WORK INSTRUCTIONS » Hunt for the word "color" across the entries below, copying each line that holds it.
START
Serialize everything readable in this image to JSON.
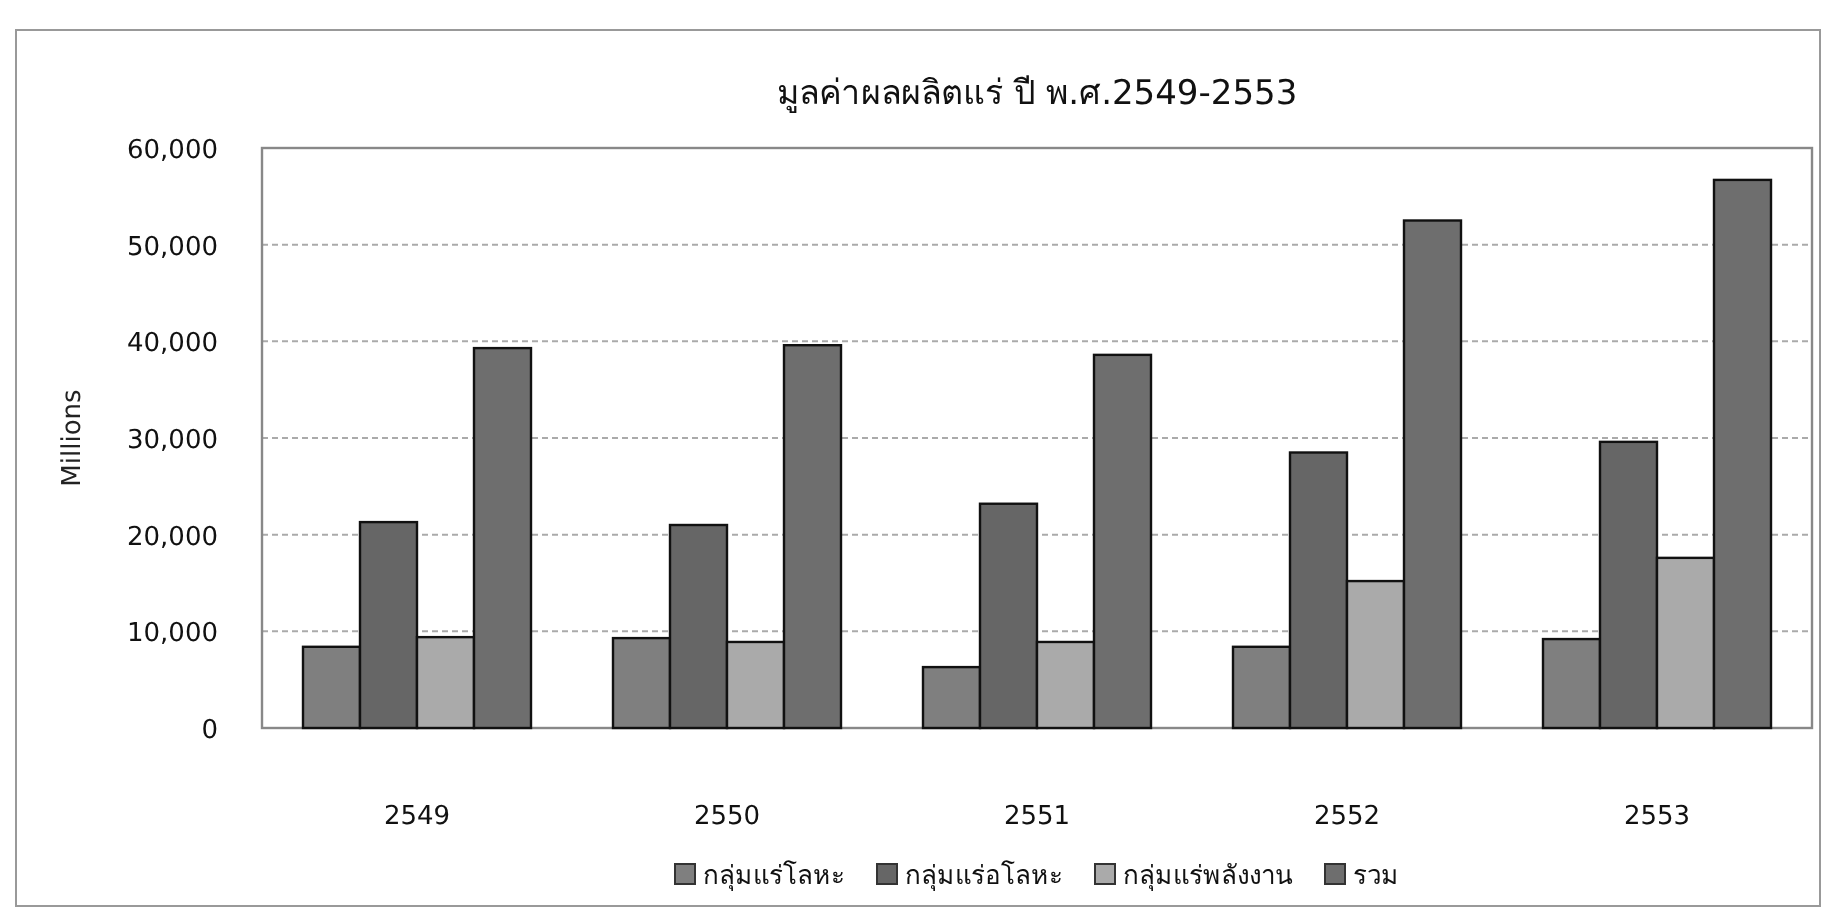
{
  "chart_data": {
    "type": "bar",
    "title": "มูลค่าผลผลิตแร่ ปี พ.ศ.2549-2553",
    "ylabel": "Millions",
    "categories": [
      "2549",
      "2550",
      "2551",
      "2552",
      "2553"
    ],
    "series": [
      {
        "name": "กลุ่มแร่โลหะ",
        "color": "#7f7f7f",
        "values": [
          8400,
          9300,
          6300,
          8400,
          9200
        ]
      },
      {
        "name": "กลุ่มแร่อโลหะ",
        "color": "#666666",
        "values": [
          21300,
          21000,
          23200,
          28500,
          29600
        ]
      },
      {
        "name": "กลุ่มแร่พลังงาน",
        "color": "#aaaaaa",
        "values": [
          9400,
          8900,
          8900,
          15200,
          17600
        ]
      },
      {
        "name": "รวม",
        "color": "#6e6e6e",
        "values": [
          39300,
          39600,
          38600,
          52500,
          56700
        ]
      }
    ],
    "ylim": [
      0,
      60000
    ],
    "yticks": [
      {
        "value": 0,
        "label": "0"
      },
      {
        "value": 10000,
        "label": "10,000"
      },
      {
        "value": 20000,
        "label": "20,000"
      },
      {
        "value": 30000,
        "label": "30,000"
      },
      {
        "value": 40000,
        "label": "40,000"
      },
      {
        "value": 50000,
        "label": "50,000"
      },
      {
        "value": 60000,
        "label": "60,000"
      }
    ],
    "grid": "y",
    "legend": "bottom"
  }
}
END
WRITTEN ANSWER »
        "color": "#7f7f7f",
        "color": "#666666",
        "color": "#aaaaaa",
        "color": "#6e6e6e",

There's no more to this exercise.